**EXERCISE GOAL**. Locate each line in the records containing "Medián". Copy it.

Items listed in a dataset
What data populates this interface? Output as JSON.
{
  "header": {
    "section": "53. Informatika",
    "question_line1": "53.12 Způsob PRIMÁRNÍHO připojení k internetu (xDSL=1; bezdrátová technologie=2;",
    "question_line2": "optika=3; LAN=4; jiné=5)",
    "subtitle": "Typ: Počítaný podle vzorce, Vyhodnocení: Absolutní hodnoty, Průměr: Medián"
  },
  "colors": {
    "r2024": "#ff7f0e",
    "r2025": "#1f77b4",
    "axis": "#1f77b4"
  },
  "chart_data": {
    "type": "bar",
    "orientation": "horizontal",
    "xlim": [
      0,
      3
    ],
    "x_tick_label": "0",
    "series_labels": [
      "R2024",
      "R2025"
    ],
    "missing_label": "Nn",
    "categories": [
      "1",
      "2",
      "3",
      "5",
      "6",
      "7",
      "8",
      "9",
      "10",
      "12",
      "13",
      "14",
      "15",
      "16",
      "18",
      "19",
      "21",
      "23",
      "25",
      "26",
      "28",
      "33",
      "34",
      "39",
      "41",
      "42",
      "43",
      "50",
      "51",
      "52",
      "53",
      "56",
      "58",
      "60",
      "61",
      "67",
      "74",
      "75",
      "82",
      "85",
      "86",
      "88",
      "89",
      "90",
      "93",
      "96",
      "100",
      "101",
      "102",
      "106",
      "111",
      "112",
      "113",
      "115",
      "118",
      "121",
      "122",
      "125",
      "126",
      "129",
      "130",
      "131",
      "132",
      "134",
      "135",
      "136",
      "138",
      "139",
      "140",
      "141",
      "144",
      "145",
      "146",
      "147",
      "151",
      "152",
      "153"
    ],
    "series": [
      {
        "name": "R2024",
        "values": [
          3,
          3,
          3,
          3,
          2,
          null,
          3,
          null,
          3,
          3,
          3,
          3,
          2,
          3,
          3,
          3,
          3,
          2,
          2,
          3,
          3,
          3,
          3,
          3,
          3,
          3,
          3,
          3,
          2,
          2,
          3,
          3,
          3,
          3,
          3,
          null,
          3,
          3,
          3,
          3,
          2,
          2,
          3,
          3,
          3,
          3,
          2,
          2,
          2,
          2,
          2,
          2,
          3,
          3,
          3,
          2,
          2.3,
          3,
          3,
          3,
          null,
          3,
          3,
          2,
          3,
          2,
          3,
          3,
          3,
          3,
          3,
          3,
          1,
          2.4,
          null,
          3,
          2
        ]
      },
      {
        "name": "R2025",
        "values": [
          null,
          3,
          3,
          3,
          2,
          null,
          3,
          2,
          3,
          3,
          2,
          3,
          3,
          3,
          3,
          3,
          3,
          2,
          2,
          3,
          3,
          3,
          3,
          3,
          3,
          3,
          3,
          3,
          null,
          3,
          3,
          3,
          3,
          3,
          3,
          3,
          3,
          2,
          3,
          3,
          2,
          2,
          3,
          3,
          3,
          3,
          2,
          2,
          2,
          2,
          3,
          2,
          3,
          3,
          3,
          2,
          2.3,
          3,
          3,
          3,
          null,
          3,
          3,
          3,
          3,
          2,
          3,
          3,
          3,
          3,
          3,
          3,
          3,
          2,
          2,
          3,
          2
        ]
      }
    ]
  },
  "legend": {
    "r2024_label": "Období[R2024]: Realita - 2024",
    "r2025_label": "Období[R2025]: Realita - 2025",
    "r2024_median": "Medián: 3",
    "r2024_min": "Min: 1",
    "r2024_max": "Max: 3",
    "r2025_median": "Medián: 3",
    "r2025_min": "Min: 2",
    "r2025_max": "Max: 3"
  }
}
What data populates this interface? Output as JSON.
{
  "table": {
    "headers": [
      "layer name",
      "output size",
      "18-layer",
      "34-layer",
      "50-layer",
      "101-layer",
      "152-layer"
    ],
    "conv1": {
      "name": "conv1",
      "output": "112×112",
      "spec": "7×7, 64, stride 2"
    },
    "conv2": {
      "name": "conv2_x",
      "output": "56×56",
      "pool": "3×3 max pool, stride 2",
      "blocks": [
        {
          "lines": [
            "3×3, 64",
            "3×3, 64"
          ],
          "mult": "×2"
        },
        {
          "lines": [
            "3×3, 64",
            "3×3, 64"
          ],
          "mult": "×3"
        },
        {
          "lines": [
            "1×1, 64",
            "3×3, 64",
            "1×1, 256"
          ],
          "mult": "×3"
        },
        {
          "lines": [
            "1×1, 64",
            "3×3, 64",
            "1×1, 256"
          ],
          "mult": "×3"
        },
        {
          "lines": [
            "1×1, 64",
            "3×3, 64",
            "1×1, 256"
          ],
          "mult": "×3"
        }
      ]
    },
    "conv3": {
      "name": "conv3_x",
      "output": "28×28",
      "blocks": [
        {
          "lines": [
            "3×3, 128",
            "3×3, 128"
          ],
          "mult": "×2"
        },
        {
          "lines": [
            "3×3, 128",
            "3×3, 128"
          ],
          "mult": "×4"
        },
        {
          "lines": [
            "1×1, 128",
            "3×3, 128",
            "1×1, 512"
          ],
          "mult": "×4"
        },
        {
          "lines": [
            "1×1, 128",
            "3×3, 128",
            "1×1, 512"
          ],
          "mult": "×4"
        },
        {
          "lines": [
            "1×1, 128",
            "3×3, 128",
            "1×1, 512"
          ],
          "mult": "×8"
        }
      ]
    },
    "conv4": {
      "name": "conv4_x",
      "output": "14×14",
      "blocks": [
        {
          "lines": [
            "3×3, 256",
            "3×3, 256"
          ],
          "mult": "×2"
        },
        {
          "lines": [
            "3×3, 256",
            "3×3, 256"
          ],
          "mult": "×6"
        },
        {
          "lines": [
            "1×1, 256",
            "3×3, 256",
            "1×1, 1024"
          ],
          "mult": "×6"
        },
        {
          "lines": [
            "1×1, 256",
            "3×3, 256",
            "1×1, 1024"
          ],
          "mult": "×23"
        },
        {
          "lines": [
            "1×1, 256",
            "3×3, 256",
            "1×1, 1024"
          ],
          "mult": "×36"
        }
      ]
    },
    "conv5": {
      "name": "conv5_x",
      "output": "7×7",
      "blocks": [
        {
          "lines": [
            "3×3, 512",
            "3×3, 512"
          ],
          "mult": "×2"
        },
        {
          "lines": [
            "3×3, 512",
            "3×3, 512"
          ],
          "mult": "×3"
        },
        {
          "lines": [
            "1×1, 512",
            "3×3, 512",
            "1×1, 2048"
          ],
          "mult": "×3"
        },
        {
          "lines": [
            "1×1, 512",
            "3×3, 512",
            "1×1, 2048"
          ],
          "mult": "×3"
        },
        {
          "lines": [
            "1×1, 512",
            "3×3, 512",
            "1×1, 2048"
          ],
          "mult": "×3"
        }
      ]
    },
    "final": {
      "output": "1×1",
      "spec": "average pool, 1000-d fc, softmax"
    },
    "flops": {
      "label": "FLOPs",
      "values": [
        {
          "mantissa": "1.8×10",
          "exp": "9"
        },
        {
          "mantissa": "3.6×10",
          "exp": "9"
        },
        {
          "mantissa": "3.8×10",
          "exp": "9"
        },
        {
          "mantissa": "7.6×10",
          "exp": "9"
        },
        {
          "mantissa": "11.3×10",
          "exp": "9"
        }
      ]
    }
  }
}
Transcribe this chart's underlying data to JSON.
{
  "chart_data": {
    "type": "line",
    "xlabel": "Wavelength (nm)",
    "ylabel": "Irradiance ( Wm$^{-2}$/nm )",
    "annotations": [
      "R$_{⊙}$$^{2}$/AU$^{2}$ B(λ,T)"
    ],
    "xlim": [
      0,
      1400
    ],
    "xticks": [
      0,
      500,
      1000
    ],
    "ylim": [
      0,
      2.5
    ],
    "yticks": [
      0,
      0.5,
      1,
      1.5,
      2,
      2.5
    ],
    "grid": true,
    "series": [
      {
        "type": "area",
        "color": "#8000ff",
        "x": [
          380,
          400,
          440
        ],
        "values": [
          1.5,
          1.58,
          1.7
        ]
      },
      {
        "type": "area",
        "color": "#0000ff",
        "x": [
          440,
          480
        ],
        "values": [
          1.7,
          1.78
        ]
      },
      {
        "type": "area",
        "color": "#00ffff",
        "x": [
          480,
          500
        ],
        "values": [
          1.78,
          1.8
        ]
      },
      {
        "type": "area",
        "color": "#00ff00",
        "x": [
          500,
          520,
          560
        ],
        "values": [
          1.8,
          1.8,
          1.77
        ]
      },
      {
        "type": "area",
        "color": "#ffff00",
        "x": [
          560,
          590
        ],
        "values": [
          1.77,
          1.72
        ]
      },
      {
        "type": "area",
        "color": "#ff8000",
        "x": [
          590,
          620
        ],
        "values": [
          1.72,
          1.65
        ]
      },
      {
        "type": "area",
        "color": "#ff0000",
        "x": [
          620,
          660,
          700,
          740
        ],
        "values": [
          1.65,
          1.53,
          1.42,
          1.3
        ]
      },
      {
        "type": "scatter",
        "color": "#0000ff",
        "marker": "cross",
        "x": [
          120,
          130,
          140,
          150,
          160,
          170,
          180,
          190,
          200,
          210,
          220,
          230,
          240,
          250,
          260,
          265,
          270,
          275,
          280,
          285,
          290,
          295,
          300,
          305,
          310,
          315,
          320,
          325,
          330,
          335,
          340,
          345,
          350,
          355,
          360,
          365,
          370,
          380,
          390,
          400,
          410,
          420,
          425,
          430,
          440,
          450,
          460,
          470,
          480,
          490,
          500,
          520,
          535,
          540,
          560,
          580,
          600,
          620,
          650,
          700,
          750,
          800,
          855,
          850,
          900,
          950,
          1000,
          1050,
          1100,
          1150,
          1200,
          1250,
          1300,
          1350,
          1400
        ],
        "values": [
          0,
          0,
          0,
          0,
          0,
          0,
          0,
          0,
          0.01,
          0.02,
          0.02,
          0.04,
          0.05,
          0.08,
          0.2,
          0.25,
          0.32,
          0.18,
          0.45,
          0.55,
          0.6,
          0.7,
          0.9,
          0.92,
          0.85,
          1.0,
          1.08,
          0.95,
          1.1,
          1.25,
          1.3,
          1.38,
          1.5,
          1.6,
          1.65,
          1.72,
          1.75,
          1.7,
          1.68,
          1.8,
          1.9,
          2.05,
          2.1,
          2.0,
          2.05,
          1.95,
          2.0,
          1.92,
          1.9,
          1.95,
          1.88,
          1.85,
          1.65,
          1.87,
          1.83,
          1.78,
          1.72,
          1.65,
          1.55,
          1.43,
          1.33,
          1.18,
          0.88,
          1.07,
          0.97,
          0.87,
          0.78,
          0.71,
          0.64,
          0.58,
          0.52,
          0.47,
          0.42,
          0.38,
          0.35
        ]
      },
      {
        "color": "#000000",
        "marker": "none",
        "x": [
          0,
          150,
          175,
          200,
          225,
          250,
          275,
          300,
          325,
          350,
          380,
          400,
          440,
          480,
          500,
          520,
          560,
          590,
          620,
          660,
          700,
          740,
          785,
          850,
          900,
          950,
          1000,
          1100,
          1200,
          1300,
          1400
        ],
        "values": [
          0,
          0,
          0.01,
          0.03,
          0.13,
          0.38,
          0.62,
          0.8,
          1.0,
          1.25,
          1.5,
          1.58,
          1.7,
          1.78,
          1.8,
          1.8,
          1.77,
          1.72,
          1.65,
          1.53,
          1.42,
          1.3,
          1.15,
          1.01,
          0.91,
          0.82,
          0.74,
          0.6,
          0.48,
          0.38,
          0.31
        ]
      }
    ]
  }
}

**CORRECT ANSWER**.
    "subtitle": "Typ: Počítaný podle vzorce, Vyhodnocení: Absolutní hodnoty, Průměr: Medián"
    "r2024_median": "Medián: 3",
    "r2025_median": "Medián: 3",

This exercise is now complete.